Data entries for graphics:
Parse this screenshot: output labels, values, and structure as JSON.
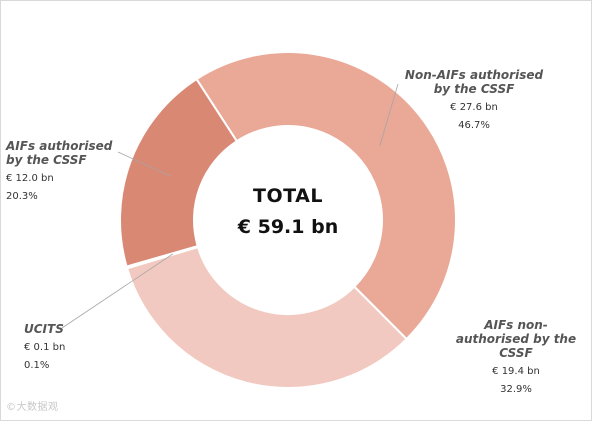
{
  "chart_data": {
    "type": "pie",
    "style": "donut",
    "center_label": {
      "title": "TOTAL",
      "value": "€ 59.1 bn"
    },
    "slices": [
      {
        "name": "Non-AIFs  authorised\nby the CSSF",
        "value": 27.6,
        "value_label": "€ 27.6 bn",
        "percent": 46.7,
        "percent_label": "46.7%",
        "color": "#eaa897"
      },
      {
        "name": "AIFs  non-\nauthorised by the\nCSSF",
        "value": 19.4,
        "value_label": "€ 19.4 bn",
        "percent": 32.9,
        "percent_label": "32.9%",
        "color": "#f2c9c0"
      },
      {
        "name": "UCITS",
        "value": 0.1,
        "value_label": "€ 0.1 bn",
        "percent": 0.1,
        "percent_label": "0.1%",
        "color": "#dc8a74"
      },
      {
        "name": "AIFs authorised\nby the CSSF",
        "value": 12.0,
        "value_label": "€ 12.0 bn",
        "percent": 20.3,
        "percent_label": "20.3%",
        "color": "#d98874"
      }
    ],
    "leader_line_color": "#a6a6a6",
    "legend": "none"
  },
  "watermark": "©大数据观"
}
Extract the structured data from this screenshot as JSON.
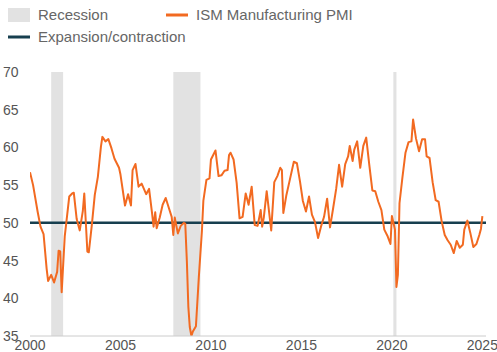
{
  "chart_data": {
    "type": "line",
    "xlim": [
      2000,
      2025.2
    ],
    "xticks": [
      2000,
      2005,
      2010,
      2015,
      2020,
      2025
    ],
    "ylim": [
      35,
      70
    ],
    "yticks": [
      35,
      40,
      45,
      50,
      55,
      60,
      65,
      70
    ],
    "grid": false,
    "legend": "top-left",
    "recessions": {
      "name": "Recession",
      "color": "#e2e2e2",
      "periods": [
        [
          2001.17,
          2001.83
        ],
        [
          2007.92,
          2009.42
        ],
        [
          2020.08,
          2020.25
        ]
      ]
    },
    "reference_line": {
      "name": "Expansion/contraction",
      "value": 50,
      "color": "#173f4f"
    },
    "series": [
      {
        "name": "ISM Manufacturing PMI",
        "color": "#f26a21",
        "x": [
          2000.0,
          2000.17,
          2000.42,
          2000.58,
          2000.75,
          2000.92,
          2001.0,
          2001.17,
          2001.33,
          2001.5,
          2001.58,
          2001.67,
          2001.75,
          2001.92,
          2002.0,
          2002.17,
          2002.33,
          2002.42,
          2002.58,
          2002.75,
          2002.92,
          2003.0,
          2003.17,
          2003.25,
          2003.42,
          2003.58,
          2003.75,
          2003.92,
          2004.0,
          2004.17,
          2004.33,
          2004.5,
          2004.67,
          2004.92,
          2005.0,
          2005.25,
          2005.42,
          2005.58,
          2005.67,
          2005.83,
          2006.0,
          2006.17,
          2006.42,
          2006.58,
          2006.75,
          2006.83,
          2006.92,
          2007.0,
          2007.17,
          2007.33,
          2007.5,
          2007.67,
          2007.83,
          2007.92,
          2008.0,
          2008.17,
          2008.33,
          2008.5,
          2008.58,
          2008.67,
          2008.75,
          2008.83,
          2008.92,
          2009.0,
          2009.17,
          2009.33,
          2009.5,
          2009.58,
          2009.75,
          2009.92,
          2010.0,
          2010.25,
          2010.42,
          2010.58,
          2010.75,
          2010.92,
          2011.0,
          2011.08,
          2011.25,
          2011.42,
          2011.58,
          2011.75,
          2011.92,
          2012.08,
          2012.25,
          2012.42,
          2012.58,
          2012.75,
          2012.83,
          2012.92,
          2013.08,
          2013.33,
          2013.5,
          2013.67,
          2013.83,
          2013.92,
          2014.0,
          2014.17,
          2014.33,
          2014.58,
          2014.75,
          2014.92,
          2015.08,
          2015.25,
          2015.42,
          2015.58,
          2015.75,
          2015.92,
          2016.08,
          2016.25,
          2016.42,
          2016.58,
          2016.75,
          2016.92,
          2017.08,
          2017.25,
          2017.42,
          2017.58,
          2017.67,
          2017.83,
          2017.92,
          2018.08,
          2018.25,
          2018.42,
          2018.58,
          2018.75,
          2018.92,
          2019.08,
          2019.25,
          2019.42,
          2019.58,
          2019.75,
          2019.92,
          2020.0,
          2020.17,
          2020.25,
          2020.33,
          2020.42,
          2020.58,
          2020.75,
          2020.92,
          2021.08,
          2021.17,
          2021.33,
          2021.5,
          2021.67,
          2021.83,
          2021.92,
          2022.08,
          2022.25,
          2022.42,
          2022.58,
          2022.75,
          2022.92,
          2023.08,
          2023.25,
          2023.42,
          2023.58,
          2023.75,
          2023.92,
          2024.0,
          2024.17,
          2024.33,
          2024.5,
          2024.67,
          2024.83,
          2024.92,
          2025.0
        ],
        "values": [
          56.7,
          55.0,
          51.5,
          49.5,
          48.5,
          43.9,
          42.3,
          43.1,
          42.1,
          43.5,
          46.3,
          46.2,
          40.8,
          48.2,
          49.9,
          53.5,
          53.9,
          54.0,
          50.5,
          49.0,
          51.6,
          53.9,
          46.2,
          46.1,
          49.8,
          53.7,
          56.1,
          60.1,
          61.4,
          60.8,
          61.1,
          59.9,
          58.5,
          57.3,
          56.4,
          52.3,
          53.8,
          52.3,
          57.0,
          57.8,
          54.8,
          55.2,
          53.8,
          54.5,
          51.2,
          49.5,
          51.4,
          49.3,
          50.7,
          52.4,
          53.3,
          52.0,
          50.8,
          48.4,
          50.7,
          48.6,
          49.6,
          50.0,
          49.9,
          44.8,
          38.9,
          36.2,
          35.0,
          35.6,
          36.3,
          42.8,
          48.9,
          52.9,
          55.7,
          55.9,
          58.4,
          59.6,
          56.2,
          56.3,
          56.9,
          57.0,
          59.0,
          59.3,
          58.4,
          55.3,
          50.6,
          50.8,
          53.9,
          52.4,
          54.8,
          49.7,
          49.6,
          51.7,
          49.5,
          50.7,
          54.2,
          49.0,
          55.4,
          56.2,
          57.3,
          57.0,
          51.3,
          53.7,
          55.4,
          58.1,
          57.9,
          55.5,
          52.9,
          51.5,
          53.5,
          51.1,
          50.1,
          48.0,
          49.5,
          50.8,
          53.2,
          49.4,
          51.9,
          54.5,
          57.7,
          54.8,
          57.8,
          58.8,
          60.2,
          58.2,
          59.7,
          60.8,
          57.3,
          60.2,
          61.3,
          57.7,
          54.3,
          54.2,
          52.8,
          51.7,
          49.1,
          48.3,
          47.2,
          50.9,
          49.1,
          41.5,
          43.1,
          52.6,
          56.0,
          59.3,
          60.7,
          60.8,
          63.7,
          61.2,
          59.5,
          61.1,
          61.1,
          58.8,
          58.6,
          55.4,
          53.0,
          52.8,
          50.2,
          48.4,
          47.7,
          47.1,
          46.0,
          47.6,
          46.7,
          47.1,
          49.1,
          50.3,
          48.7,
          46.8,
          47.2,
          48.4,
          49.2,
          50.9
        ]
      }
    ]
  }
}
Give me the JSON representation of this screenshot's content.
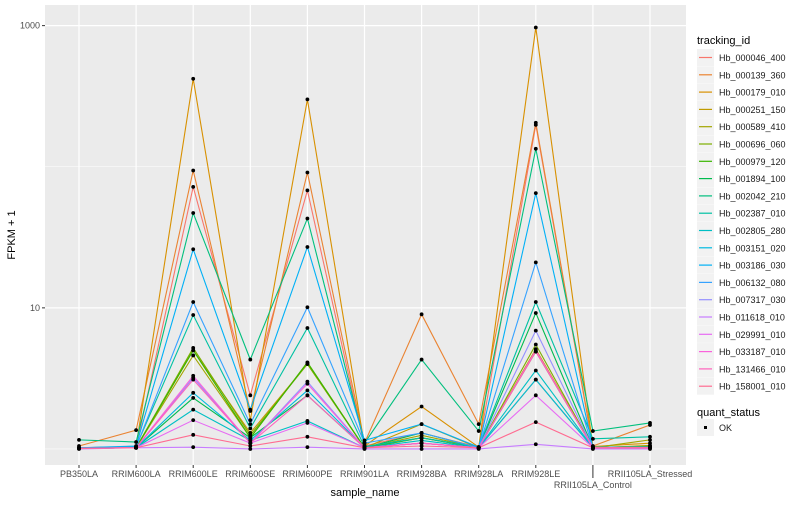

**What the task asks**
Leave out the pictures and return every record word for word.

**Answer to this task**
Parse this screenshot: output labels, values, and structure as JSON.
{
  "chart_data": {
    "type": "pie",
    "style": "donut",
    "center_label": {
      "title": "TOTAL",
      "value": "€ 59.1 bn"
    },
    "slices": [
      {
        "name": "Non-AIFs  authorised\nby the CSSF",
        "value": 27.6,
        "value_label": "€ 27.6 bn",
        "percent": 46.7,
        "percent_label": "46.7%",
        "color": "#eaa897"
      },
      {
        "name": "AIFs  non-\nauthorised by the\nCSSF",
        "value": 19.4,
        "value_label": "€ 19.4 bn",
        "percent": 32.9,
        "percent_label": "32.9%",
        "color": "#f2c9c0"
      },
      {
        "name": "UCITS",
        "value": 0.1,
        "value_label": "€ 0.1 bn",
        "percent": 0.1,
        "percent_label": "0.1%",
        "color": "#dc8a74"
      },
      {
        "name": "AIFs authorised\nby the CSSF",
        "value": 12.0,
        "value_label": "€ 12.0 bn",
        "percent": 20.3,
        "percent_label": "20.3%",
        "color": "#d98874"
      }
    ],
    "leader_line_color": "#a6a6a6",
    "legend": "none"
  },
  "watermark": "©大数据观"
}
Extract the structured data from this screenshot as JSON.
{
  "chart_data": {
    "type": "line",
    "xlim": [
      2000,
      2025.2
    ],
    "xticks": [
      2000,
      2005,
      2010,
      2015,
      2020,
      2025
    ],
    "ylim": [
      35,
      70
    ],
    "yticks": [
      35,
      40,
      45,
      50,
      55,
      60,
      65,
      70
    ],
    "grid": false,
    "legend": "top-left",
    "recessions": {
      "name": "Recession",
      "color": "#e2e2e2",
      "periods": [
        [
          2001.17,
          2001.83
        ],
        [
          2007.92,
          2009.42
        ],
        [
          2020.08,
          2020.25
        ]
      ]
    },
    "reference_line": {
      "name": "Expansion/contraction",
      "value": 50,
      "color": "#173f4f"
    },
    "series": [
      {
        "name": "ISM Manufacturing PMI",
        "color": "#f26a21",
        "x": [
          2000.0,
          2000.17,
          2000.42,
          2000.58,
          2000.75,
          2000.92,
          2001.0,
          2001.17,
          2001.33,
          2001.5,
          2001.58,
          2001.67,
          2001.75,
          2001.92,
          2002.0,
          2002.17,
          2002.33,
          2002.42,
          2002.58,
          2002.75,
          2002.92,
          2003.0,
          2003.17,
          2003.25,
          2003.42,
          2003.58,
          2003.75,
          2003.92,
          2004.0,
          2004.17,
          2004.33,
          2004.5,
          2004.67,
          2004.92,
          2005.0,
          2005.25,
          2005.42,
          2005.58,
          2005.67,
          2005.83,
          2006.0,
          2006.17,
          2006.42,
          2006.58,
          2006.75,
          2006.83,
          2006.92,
          2007.0,
          2007.17,
          2007.33,
          2007.5,
          2007.67,
          2007.83,
          2007.92,
          2008.0,
          2008.17,
          2008.33,
          2008.5,
          2008.58,
          2008.67,
          2008.75,
          2008.83,
          2008.92,
          2009.0,
          2009.17,
          2009.33,
          2009.5,
          2009.58,
          2009.75,
          2009.92,
          2010.0,
          2010.25,
          2010.42,
          2010.58,
          2010.75,
          2010.92,
          2011.0,
          2011.08,
          2011.25,
          2011.42,
          2011.58,
          2011.75,
          2011.92,
          2012.08,
          2012.25,
          2012.42,
          2012.58,
          2012.75,
          2012.83,
          2012.92,
          2013.08,
          2013.33,
          2013.5,
          2013.67,
          2013.83,
          2013.92,
          2014.0,
          2014.17,
          2014.33,
          2014.58,
          2014.75,
          2014.92,
          2015.08,
          2015.25,
          2015.42,
          2015.58,
          2015.75,
          2015.92,
          2016.08,
          2016.25,
          2016.42,
          2016.58,
          2016.75,
          2016.92,
          2017.08,
          2017.25,
          2017.42,
          2017.58,
          2017.67,
          2017.83,
          2017.92,
          2018.08,
          2018.25,
          2018.42,
          2018.58,
          2018.75,
          2018.92,
          2019.08,
          2019.25,
          2019.42,
          2019.58,
          2019.75,
          2019.92,
          2020.0,
          2020.17,
          2020.25,
          2020.33,
          2020.42,
          2020.58,
          2020.75,
          2020.92,
          2021.08,
          2021.17,
          2021.33,
          2021.5,
          2021.67,
          2021.83,
          2021.92,
          2022.08,
          2022.25,
          2022.42,
          2022.58,
          2022.75,
          2022.92,
          2023.08,
          2023.25,
          2023.42,
          2023.58,
          2023.75,
          2023.92,
          2024.0,
          2024.17,
          2024.33,
          2024.5,
          2024.67,
          2024.83,
          2024.92,
          2025.0
        ],
        "values": [
          56.7,
          55.0,
          51.5,
          49.5,
          48.5,
          43.9,
          42.3,
          43.1,
          42.1,
          43.5,
          46.3,
          46.2,
          40.8,
          48.2,
          49.9,
          53.5,
          53.9,
          54.0,
          50.5,
          49.0,
          51.6,
          53.9,
          46.2,
          46.1,
          49.8,
          53.7,
          56.1,
          60.1,
          61.4,
          60.8,
          61.1,
          59.9,
          58.5,
          57.3,
          56.4,
          52.3,
          53.8,
          52.3,
          57.0,
          57.8,
          54.8,
          55.2,
          53.8,
          54.5,
          51.2,
          49.5,
          51.4,
          49.3,
          50.7,
          52.4,
          53.3,
          52.0,
          50.8,
          48.4,
          50.7,
          48.6,
          49.6,
          50.0,
          49.9,
          44.8,
          38.9,
          36.2,
          35.0,
          35.6,
          36.3,
          42.8,
          48.9,
          52.9,
          55.7,
          55.9,
          58.4,
          59.6,
          56.2,
          56.3,
          56.9,
          57.0,
          59.0,
          59.3,
          58.4,
          55.3,
          50.6,
          50.8,
          53.9,
          52.4,
          54.8,
          49.7,
          49.6,
          51.7,
          49.5,
          50.7,
          54.2,
          49.0,
          55.4,
          56.2,
          57.3,
          57.0,
          51.3,
          53.7,
          55.4,
          58.1,
          57.9,
          55.5,
          52.9,
          51.5,
          53.5,
          51.1,
          50.1,
          48.0,
          49.5,
          50.8,
          53.2,
          49.4,
          51.9,
          54.5,
          57.7,
          54.8,
          57.8,
          58.8,
          60.2,
          58.2,
          59.7,
          60.8,
          57.3,
          60.2,
          61.3,
          57.7,
          54.3,
          54.2,
          52.8,
          51.7,
          49.1,
          48.3,
          47.2,
          50.9,
          49.1,
          41.5,
          43.1,
          52.6,
          56.0,
          59.3,
          60.7,
          60.8,
          63.7,
          61.2,
          59.5,
          61.1,
          61.1,
          58.8,
          58.6,
          55.4,
          53.0,
          52.8,
          50.2,
          48.4,
          47.7,
          47.1,
          46.0,
          47.6,
          46.7,
          47.1,
          49.1,
          50.3,
          48.7,
          46.8,
          47.2,
          48.4,
          49.2,
          50.9
        ]
      }
    ]
  }
}
Give me the JSON representation of this screenshot's content.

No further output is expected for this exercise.